_What is asked_: Copy every record below exactly as written, but leave out the pictures.

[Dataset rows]
------
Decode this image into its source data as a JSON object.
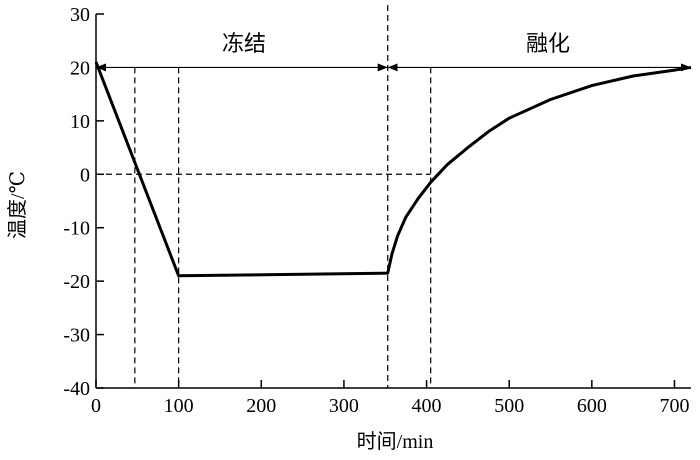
{
  "chart_data": {
    "type": "line",
    "title": "",
    "xlabel": "时间/min",
    "ylabel": "温度/℃",
    "xlim": [
      0,
      720
    ],
    "ylim": [
      -40,
      30
    ],
    "xticks": [
      0,
      100,
      200,
      300,
      400,
      500,
      600,
      700
    ],
    "yticks": [
      30,
      20,
      10,
      0,
      -10,
      -20,
      -30,
      -40
    ],
    "grid": false,
    "series": [
      {
        "name": "温度",
        "x": [
          0,
          100,
          353,
          358,
          365,
          375,
          390,
          405,
          425,
          450,
          475,
          500,
          550,
          600,
          650,
          700,
          720
        ],
        "y": [
          21,
          -19,
          -18.5,
          -15,
          -11.5,
          -8,
          -4.5,
          -1.5,
          1.8,
          5,
          8,
          10.5,
          14,
          16.6,
          18.4,
          19.5,
          20
        ]
      }
    ],
    "annotations": {
      "phases": [
        {
          "label": "冻结",
          "from": 0,
          "to": 353
        },
        {
          "label": "融化",
          "from": 353,
          "to": 720
        }
      ],
      "arrow_level": 20,
      "dashed_verticals": [
        47,
        100,
        353,
        405
      ],
      "dashed_horizontal": {
        "y": 0,
        "to": 405
      }
    }
  }
}
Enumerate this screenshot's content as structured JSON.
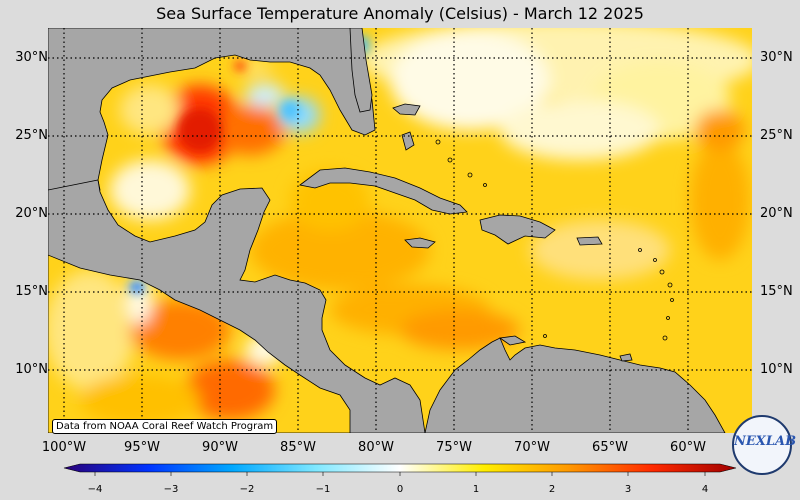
{
  "title": "Sea Surface Temperature Anomaly (Celsius) - March 12 2025",
  "credit": "Data from NOAA Coral Reef Watch Program",
  "logo_text": "NEXLAB",
  "lat_labels": [
    "30°N",
    "25°N",
    "20°N",
    "15°N",
    "10°N"
  ],
  "lon_labels": [
    "100°W",
    "95°W",
    "90°W",
    "85°W",
    "80°W",
    "75°W",
    "70°W",
    "65°W",
    "60°W"
  ],
  "colorbar": {
    "ticks": [
      "−4",
      "−3",
      "−2",
      "−1",
      "0",
      "1",
      "2",
      "3",
      "4"
    ],
    "min": -4,
    "max": 4,
    "colors": [
      "#2a0077",
      "#0033ff",
      "#00a8ff",
      "#80e8ff",
      "#ffffff",
      "#ffee00",
      "#ff9900",
      "#ff2a00",
      "#a00000"
    ]
  },
  "map": {
    "land_color": "#a6a6a6",
    "ocean_base": "#ffd21a",
    "extent": {
      "lon": [
        -101,
        -56
      ],
      "lat": [
        6,
        32
      ]
    }
  }
}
------
_Exercise output_:
Decode this image into its source data as a JSON object.
{
  "chart_data": {
    "type": "line",
    "title": "",
    "xlabel": "时间/min",
    "ylabel": "温度/℃",
    "xlim": [
      0,
      720
    ],
    "ylim": [
      -40,
      30
    ],
    "xticks": [
      0,
      100,
      200,
      300,
      400,
      500,
      600,
      700
    ],
    "yticks": [
      30,
      20,
      10,
      0,
      -10,
      -20,
      -30,
      -40
    ],
    "grid": false,
    "series": [
      {
        "name": "温度",
        "x": [
          0,
          100,
          353,
          358,
          365,
          375,
          390,
          405,
          425,
          450,
          475,
          500,
          550,
          600,
          650,
          700,
          720
        ],
        "y": [
          21,
          -19,
          -18.5,
          -15,
          -11.5,
          -8,
          -4.5,
          -1.5,
          1.8,
          5,
          8,
          10.5,
          14,
          16.6,
          18.4,
          19.5,
          20
        ]
      }
    ],
    "annotations": {
      "phases": [
        {
          "label": "冻结",
          "from": 0,
          "to": 353
        },
        {
          "label": "融化",
          "from": 353,
          "to": 720
        }
      ],
      "arrow_level": 20,
      "dashed_verticals": [
        47,
        100,
        353,
        405
      ],
      "dashed_horizontal": {
        "y": 0,
        "to": 405
      }
    }
  }
}
Enumerate this screenshot's content as structured JSON.
{
  "title": "Sea Surface Temperature Anomaly (Celsius) - March 12 2025",
  "credit": "Data from NOAA Coral Reef Watch Program",
  "logo_text": "NEXLAB",
  "lat_labels": [
    "30°N",
    "25°N",
    "20°N",
    "15°N",
    "10°N"
  ],
  "lon_labels": [
    "100°W",
    "95°W",
    "90°W",
    "85°W",
    "80°W",
    "75°W",
    "70°W",
    "65°W",
    "60°W"
  ],
  "colorbar": {
    "ticks": [
      "−4",
      "−3",
      "−2",
      "−1",
      "0",
      "1",
      "2",
      "3",
      "4"
    ],
    "min": -4,
    "max": 4,
    "colors": [
      "#2a0077",
      "#0033ff",
      "#00a8ff",
      "#80e8ff",
      "#ffffff",
      "#ffee00",
      "#ff9900",
      "#ff2a00",
      "#a00000"
    ]
  },
  "map": {
    "land_color": "#a6a6a6",
    "ocean_base": "#ffd21a",
    "extent": {
      "lon": [
        -101,
        -56
      ],
      "lat": [
        6,
        32
      ]
    }
  }
}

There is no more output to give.